§ **AIM OF THE TASK**
Return the full listing exactly as it is written.

§ **DATA ENTRIES**

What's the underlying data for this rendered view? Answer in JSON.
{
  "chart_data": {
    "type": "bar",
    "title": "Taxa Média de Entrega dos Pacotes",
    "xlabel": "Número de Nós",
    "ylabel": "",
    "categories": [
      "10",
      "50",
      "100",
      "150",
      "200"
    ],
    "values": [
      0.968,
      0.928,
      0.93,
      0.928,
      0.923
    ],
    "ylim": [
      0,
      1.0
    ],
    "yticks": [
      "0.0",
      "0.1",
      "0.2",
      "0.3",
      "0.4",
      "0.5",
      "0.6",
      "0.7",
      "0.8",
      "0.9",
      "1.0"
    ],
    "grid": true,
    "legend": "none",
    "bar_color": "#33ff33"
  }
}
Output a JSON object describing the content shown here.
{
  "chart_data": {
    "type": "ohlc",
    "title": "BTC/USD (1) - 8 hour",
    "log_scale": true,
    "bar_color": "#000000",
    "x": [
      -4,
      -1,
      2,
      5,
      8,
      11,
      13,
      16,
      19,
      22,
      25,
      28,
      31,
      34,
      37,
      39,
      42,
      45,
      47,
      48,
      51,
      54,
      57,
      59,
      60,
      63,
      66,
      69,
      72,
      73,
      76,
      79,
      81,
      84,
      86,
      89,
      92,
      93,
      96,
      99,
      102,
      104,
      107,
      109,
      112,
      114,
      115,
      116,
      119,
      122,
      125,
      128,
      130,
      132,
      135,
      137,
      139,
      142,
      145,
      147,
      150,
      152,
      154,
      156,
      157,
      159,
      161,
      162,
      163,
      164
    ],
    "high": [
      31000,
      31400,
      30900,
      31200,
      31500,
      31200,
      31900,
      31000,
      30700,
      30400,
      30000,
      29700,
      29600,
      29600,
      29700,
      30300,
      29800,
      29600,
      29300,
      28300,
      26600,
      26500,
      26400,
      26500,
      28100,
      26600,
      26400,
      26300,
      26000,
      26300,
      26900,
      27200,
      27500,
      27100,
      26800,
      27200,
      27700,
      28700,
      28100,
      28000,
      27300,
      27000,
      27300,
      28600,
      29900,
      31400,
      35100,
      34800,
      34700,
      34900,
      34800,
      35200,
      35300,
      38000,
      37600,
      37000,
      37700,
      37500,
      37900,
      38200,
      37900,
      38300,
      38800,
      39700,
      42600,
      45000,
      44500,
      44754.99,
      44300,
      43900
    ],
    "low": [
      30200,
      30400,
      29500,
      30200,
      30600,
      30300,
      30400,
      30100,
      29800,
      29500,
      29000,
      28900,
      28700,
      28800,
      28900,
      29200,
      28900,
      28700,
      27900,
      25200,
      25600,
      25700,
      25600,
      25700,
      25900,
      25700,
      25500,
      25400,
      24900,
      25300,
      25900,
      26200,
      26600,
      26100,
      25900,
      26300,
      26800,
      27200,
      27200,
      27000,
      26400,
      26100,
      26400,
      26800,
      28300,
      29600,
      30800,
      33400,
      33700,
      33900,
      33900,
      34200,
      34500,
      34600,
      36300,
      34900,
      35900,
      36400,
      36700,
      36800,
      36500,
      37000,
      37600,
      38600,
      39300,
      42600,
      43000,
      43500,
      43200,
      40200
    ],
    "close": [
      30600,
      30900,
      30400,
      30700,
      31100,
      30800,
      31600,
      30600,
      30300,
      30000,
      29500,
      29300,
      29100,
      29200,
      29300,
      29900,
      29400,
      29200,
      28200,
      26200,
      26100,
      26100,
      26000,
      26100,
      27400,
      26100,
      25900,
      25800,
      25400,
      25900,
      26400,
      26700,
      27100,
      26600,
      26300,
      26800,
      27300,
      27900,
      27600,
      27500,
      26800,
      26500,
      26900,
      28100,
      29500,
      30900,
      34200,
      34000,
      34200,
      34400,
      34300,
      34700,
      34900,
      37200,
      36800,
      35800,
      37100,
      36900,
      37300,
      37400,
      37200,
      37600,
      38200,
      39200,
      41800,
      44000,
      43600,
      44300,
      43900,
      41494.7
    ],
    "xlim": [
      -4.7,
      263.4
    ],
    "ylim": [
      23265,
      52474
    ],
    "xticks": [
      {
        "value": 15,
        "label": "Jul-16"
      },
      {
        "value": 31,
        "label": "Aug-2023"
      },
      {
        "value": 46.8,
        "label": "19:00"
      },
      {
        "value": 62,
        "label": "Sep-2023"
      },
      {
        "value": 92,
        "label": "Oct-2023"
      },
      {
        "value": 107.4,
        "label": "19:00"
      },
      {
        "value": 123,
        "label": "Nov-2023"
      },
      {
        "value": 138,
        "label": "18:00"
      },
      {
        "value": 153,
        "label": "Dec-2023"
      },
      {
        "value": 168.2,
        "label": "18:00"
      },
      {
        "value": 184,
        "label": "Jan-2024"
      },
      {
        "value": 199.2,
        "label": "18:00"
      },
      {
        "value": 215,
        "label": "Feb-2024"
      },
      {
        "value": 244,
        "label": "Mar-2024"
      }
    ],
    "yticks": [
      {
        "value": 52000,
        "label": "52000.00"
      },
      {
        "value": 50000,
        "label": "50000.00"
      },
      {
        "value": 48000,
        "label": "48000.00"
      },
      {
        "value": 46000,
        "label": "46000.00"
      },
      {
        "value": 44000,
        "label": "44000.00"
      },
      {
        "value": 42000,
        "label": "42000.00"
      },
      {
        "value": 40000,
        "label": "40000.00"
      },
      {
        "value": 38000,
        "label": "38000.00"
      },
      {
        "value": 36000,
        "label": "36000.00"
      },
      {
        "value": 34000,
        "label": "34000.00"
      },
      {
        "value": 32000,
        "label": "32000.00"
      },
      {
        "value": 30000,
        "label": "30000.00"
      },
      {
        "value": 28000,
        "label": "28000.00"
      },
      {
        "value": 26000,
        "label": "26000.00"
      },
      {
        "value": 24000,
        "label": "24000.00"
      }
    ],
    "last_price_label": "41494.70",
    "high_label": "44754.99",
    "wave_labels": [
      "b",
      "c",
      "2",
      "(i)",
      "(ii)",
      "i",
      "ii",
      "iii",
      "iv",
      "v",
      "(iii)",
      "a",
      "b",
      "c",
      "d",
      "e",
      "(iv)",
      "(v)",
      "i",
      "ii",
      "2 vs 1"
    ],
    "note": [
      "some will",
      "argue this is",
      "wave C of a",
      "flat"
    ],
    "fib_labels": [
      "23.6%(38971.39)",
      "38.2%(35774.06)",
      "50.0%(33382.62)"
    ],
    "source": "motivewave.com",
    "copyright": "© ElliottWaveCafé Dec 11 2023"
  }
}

§ **THE SOLUTION**
What's the underlying data for this rendered view? Answer in JSON.
{
  "chart_data": {
    "type": "bar",
    "title": "Taxa Média de Entrega dos Pacotes",
    "xlabel": "Número de Nós",
    "ylabel": "",
    "categories": [
      "10",
      "50",
      "100",
      "150",
      "200"
    ],
    "values": [
      0.968,
      0.928,
      0.93,
      0.928,
      0.923
    ],
    "ylim": [
      0,
      1.0
    ],
    "yticks": [
      "0.0",
      "0.1",
      "0.2",
      "0.3",
      "0.4",
      "0.5",
      "0.6",
      "0.7",
      "0.8",
      "0.9",
      "1.0"
    ],
    "grid": true,
    "legend": "none",
    "bar_color": "#33ff33"
  }
}
Output a JSON object describing the content shown here.
{
  "chart_data": {
    "type": "ohlc",
    "title": "BTC/USD (1) - 8 hour",
    "log_scale": true,
    "bar_color": "#000000",
    "x": [
      -4,
      -1,
      2,
      5,
      8,
      11,
      13,
      16,
      19,
      22,
      25,
      28,
      31,
      34,
      37,
      39,
      42,
      45,
      47,
      48,
      51,
      54,
      57,
      59,
      60,
      63,
      66,
      69,
      72,
      73,
      76,
      79,
      81,
      84,
      86,
      89,
      92,
      93,
      96,
      99,
      102,
      104,
      107,
      109,
      112,
      114,
      115,
      116,
      119,
      122,
      125,
      128,
      130,
      132,
      135,
      137,
      139,
      142,
      145,
      147,
      150,
      152,
      154,
      156,
      157,
      159,
      161,
      162,
      163,
      164
    ],
    "high": [
      31000,
      31400,
      30900,
      31200,
      31500,
      31200,
      31900,
      31000,
      30700,
      30400,
      30000,
      29700,
      29600,
      29600,
      29700,
      30300,
      29800,
      29600,
      29300,
      28300,
      26600,
      26500,
      26400,
      26500,
      28100,
      26600,
      26400,
      26300,
      26000,
      26300,
      26900,
      27200,
      27500,
      27100,
      26800,
      27200,
      27700,
      28700,
      28100,
      28000,
      27300,
      27000,
      27300,
      28600,
      29900,
      31400,
      35100,
      34800,
      34700,
      34900,
      34800,
      35200,
      35300,
      38000,
      37600,
      37000,
      37700,
      37500,
      37900,
      38200,
      37900,
      38300,
      38800,
      39700,
      42600,
      45000,
      44500,
      44754.99,
      44300,
      43900
    ],
    "low": [
      30200,
      30400,
      29500,
      30200,
      30600,
      30300,
      30400,
      30100,
      29800,
      29500,
      29000,
      28900,
      28700,
      28800,
      28900,
      29200,
      28900,
      28700,
      27900,
      25200,
      25600,
      25700,
      25600,
      25700,
      25900,
      25700,
      25500,
      25400,
      24900,
      25300,
      25900,
      26200,
      26600,
      26100,
      25900,
      26300,
      26800,
      27200,
      27200,
      27000,
      26400,
      26100,
      26400,
      26800,
      28300,
      29600,
      30800,
      33400,
      33700,
      33900,
      33900,
      34200,
      34500,
      34600,
      36300,
      34900,
      35900,
      36400,
      36700,
      36800,
      36500,
      37000,
      37600,
      38600,
      39300,
      42600,
      43000,
      43500,
      43200,
      40200
    ],
    "close": [
      30600,
      30900,
      30400,
      30700,
      31100,
      30800,
      31600,
      30600,
      30300,
      30000,
      29500,
      29300,
      29100,
      29200,
      29300,
      29900,
      29400,
      29200,
      28200,
      26200,
      26100,
      26100,
      26000,
      26100,
      27400,
      26100,
      25900,
      25800,
      25400,
      25900,
      26400,
      26700,
      27100,
      26600,
      26300,
      26800,
      27300,
      27900,
      27600,
      27500,
      26800,
      26500,
      26900,
      28100,
      29500,
      30900,
      34200,
      34000,
      34200,
      34400,
      34300,
      34700,
      34900,
      37200,
      36800,
      35800,
      37100,
      36900,
      37300,
      37400,
      37200,
      37600,
      38200,
      39200,
      41800,
      44000,
      43600,
      44300,
      43900,
      41494.7
    ],
    "xlim": [
      -4.7,
      263.4
    ],
    "ylim": [
      23265,
      52474
    ],
    "xticks": [
      {
        "value": 15,
        "label": "Jul-16"
      },
      {
        "value": 31,
        "label": "Aug-2023"
      },
      {
        "value": 46.8,
        "label": "19:00"
      },
      {
        "value": 62,
        "label": "Sep-2023"
      },
      {
        "value": 92,
        "label": "Oct-2023"
      },
      {
        "value": 107.4,
        "label": "19:00"
      },
      {
        "value": 123,
        "label": "Nov-2023"
      },
      {
        "value": 138,
        "label": "18:00"
      },
      {
        "value": 153,
        "label": "Dec-2023"
      },
      {
        "value": 168.2,
        "label": "18:00"
      },
      {
        "value": 184,
        "label": "Jan-2024"
      },
      {
        "value": 199.2,
        "label": "18:00"
      },
      {
        "value": 215,
        "label": "Feb-2024"
      },
      {
        "value": 244,
        "label": "Mar-2024"
      }
    ],
    "yticks": [
      {
        "value": 52000,
        "label": "52000.00"
      },
      {
        "value": 50000,
        "label": "50000.00"
      },
      {
        "value": 48000,
        "label": "48000.00"
      },
      {
        "value": 46000,
        "label": "46000.00"
      },
      {
        "value": 44000,
        "label": "44000.00"
      },
      {
        "value": 42000,
        "label": "42000.00"
      },
      {
        "value": 40000,
        "label": "40000.00"
      },
      {
        "value": 38000,
        "label": "38000.00"
      },
      {
        "value": 36000,
        "label": "36000.00"
      },
      {
        "value": 34000,
        "label": "34000.00"
      },
      {
        "value": 32000,
        "label": "32000.00"
      },
      {
        "value": 30000,
        "label": "30000.00"
      },
      {
        "value": 28000,
        "label": "28000.00"
      },
      {
        "value": 26000,
        "label": "26000.00"
      },
      {
        "value": 24000,
        "label": "24000.00"
      }
    ],
    "last_price_label": "41494.70",
    "high_label": "44754.99",
    "wave_labels": [
      "b",
      "c",
      "2",
      "(i)",
      "(ii)",
      "i",
      "ii",
      "iii",
      "iv",
      "v",
      "(iii)",
      "a",
      "b",
      "c",
      "d",
      "e",
      "(iv)",
      "(v)",
      "i",
      "ii",
      "2 vs 1"
    ],
    "note": [
      "some will",
      "argue this is",
      "wave C of a",
      "flat"
    ],
    "fib_labels": [
      "23.6%(38971.39)",
      "38.2%(35774.06)",
      "50.0%(33382.62)"
    ],
    "source": "motivewave.com",
    "copyright": "© ElliottWaveCafé Dec 11 2023"
  }
}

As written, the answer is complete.